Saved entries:
• • • •
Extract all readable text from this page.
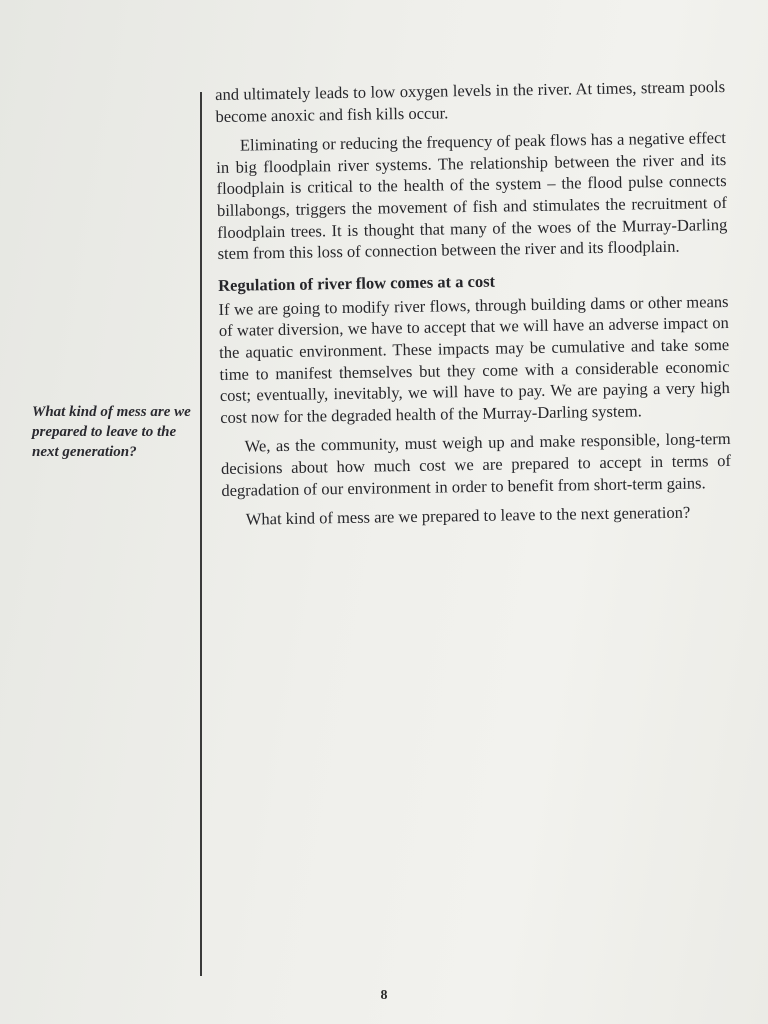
What kind of mess are we prepared to leave to the next generation?

and ultimately leads to low oxygen levels in the river. At times, stream pools become anoxic and fish kills occur.

Eliminating or reducing the frequency of peak flows has a negative effect in big floodplain river systems. The relationship between the river and its floodplain is critical to the health of the system – the flood pulse connects billabongs, triggers the movement of fish and stimulates the recruitment of floodplain trees. It is thought that many of the woes of the Murray-Darling stem from this loss of connection between the river and its floodplain.

Regulation of river flow comes at a cost

If we are going to modify river flows, through building dams or other means of water diversion, we have to accept that we will have an adverse impact on the aquatic environment. These impacts may be cumulative and take some time to manifest themselves but they come with a considerable economic cost; eventually, inevitably, we will have to pay. We are paying a very high cost now for the degraded health of the Murray-Darling system.

We, as the community, must weigh up and make responsible, long-term decisions about how much cost we are prepared to accept in terms of degradation of our environment in order to benefit from short-term gains.

What kind of mess are we prepared to leave to the next generation?

8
• • • •
= EXERCISE AIM =
Select the lines from the entries that include the word "this".

= TASK ANSWER =
Extract all readable text from this page.
Eliminating or reducing the frequency of peak flows has a negative effect in big floodplain river systems. The relationship between the river and its floodplain is critical to the health of the system – the flood pulse connects billabongs, triggers the movement of fish and stimulates the recruitment of floodplain trees. It is thought that many of the woes of the Murray-Darling stem from this loss of connection between the river and its floodplain.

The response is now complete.